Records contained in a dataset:
....

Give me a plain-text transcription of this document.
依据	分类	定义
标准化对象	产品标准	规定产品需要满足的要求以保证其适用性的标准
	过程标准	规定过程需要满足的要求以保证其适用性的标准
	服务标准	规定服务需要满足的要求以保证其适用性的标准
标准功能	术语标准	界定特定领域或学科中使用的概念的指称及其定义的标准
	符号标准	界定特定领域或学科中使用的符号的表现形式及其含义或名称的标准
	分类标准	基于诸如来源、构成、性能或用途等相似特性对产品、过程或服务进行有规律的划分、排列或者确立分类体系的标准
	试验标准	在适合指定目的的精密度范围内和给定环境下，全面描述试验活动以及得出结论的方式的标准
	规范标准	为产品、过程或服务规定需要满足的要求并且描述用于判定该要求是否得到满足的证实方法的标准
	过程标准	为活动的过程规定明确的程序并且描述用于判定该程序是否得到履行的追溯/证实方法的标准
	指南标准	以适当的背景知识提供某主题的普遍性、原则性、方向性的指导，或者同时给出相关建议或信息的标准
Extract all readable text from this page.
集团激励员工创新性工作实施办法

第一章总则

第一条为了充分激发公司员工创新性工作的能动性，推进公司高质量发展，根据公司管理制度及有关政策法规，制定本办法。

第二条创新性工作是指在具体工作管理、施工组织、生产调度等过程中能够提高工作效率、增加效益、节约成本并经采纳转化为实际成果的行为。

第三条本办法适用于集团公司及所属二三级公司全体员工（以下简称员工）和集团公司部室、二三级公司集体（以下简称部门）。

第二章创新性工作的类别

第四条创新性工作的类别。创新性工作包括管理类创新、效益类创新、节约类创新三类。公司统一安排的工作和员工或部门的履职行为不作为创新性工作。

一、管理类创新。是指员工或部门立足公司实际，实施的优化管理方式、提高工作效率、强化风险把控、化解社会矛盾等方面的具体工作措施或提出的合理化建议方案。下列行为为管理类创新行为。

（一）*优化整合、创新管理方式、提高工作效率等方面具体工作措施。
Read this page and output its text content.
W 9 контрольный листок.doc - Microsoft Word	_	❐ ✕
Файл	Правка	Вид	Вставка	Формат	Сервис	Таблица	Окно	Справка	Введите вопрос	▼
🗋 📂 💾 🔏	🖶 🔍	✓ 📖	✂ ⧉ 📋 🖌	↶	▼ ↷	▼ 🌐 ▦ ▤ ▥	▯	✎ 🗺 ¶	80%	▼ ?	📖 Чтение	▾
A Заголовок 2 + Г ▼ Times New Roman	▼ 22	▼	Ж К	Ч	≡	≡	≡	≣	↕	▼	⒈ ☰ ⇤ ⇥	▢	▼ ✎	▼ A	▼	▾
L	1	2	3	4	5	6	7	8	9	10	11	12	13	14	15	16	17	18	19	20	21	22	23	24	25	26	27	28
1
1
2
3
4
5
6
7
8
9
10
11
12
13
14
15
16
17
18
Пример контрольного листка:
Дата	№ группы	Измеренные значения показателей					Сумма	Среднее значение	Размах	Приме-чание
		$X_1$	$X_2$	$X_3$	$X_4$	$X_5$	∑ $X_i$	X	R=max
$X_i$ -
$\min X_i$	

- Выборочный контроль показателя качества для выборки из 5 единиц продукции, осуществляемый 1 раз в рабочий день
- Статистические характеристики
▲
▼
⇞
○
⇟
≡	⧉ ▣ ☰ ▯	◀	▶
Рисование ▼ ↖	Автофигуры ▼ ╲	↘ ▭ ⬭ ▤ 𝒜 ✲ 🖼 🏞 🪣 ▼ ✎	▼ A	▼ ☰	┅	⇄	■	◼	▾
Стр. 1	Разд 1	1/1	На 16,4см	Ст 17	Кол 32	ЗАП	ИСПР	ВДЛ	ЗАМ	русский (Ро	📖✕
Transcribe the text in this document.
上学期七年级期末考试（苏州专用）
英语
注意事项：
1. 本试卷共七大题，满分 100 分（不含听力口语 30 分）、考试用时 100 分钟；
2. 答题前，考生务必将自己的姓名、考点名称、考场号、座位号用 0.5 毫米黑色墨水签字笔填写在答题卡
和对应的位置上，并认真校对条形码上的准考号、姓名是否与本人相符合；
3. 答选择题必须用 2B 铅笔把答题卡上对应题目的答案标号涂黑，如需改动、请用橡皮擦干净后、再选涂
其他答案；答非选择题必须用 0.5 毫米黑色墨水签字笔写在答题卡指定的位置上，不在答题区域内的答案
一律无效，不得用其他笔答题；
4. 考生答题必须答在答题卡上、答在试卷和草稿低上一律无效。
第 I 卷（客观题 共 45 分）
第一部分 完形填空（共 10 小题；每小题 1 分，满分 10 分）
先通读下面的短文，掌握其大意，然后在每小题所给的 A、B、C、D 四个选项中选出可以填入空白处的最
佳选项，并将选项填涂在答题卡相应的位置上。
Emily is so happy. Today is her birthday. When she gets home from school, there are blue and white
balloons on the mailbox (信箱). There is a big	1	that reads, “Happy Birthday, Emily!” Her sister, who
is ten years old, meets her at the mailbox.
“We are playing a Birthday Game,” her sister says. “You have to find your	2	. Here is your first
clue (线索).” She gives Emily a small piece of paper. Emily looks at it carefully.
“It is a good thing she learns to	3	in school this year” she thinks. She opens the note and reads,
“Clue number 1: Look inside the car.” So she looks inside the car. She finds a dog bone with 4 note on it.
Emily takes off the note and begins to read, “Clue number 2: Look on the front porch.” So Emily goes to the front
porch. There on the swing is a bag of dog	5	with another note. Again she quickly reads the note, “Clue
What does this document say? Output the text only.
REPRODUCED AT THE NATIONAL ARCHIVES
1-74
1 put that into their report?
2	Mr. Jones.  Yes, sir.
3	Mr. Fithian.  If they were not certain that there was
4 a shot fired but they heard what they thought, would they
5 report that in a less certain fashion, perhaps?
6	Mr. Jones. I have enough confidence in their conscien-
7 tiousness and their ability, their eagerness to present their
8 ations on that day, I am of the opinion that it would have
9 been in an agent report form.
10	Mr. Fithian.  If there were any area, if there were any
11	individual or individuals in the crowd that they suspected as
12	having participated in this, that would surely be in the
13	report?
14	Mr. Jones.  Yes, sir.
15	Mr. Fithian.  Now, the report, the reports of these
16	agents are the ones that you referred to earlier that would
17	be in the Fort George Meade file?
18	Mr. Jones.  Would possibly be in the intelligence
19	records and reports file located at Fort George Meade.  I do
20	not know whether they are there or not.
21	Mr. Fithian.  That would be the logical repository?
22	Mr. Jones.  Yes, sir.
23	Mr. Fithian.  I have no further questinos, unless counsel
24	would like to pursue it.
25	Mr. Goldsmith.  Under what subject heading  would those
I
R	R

....

Objective: List each line of the entries that holds the string "file".

Solved problem:
17	be in the Fort George Meade file?
19	records and reports file located at Fort George Meade.  I do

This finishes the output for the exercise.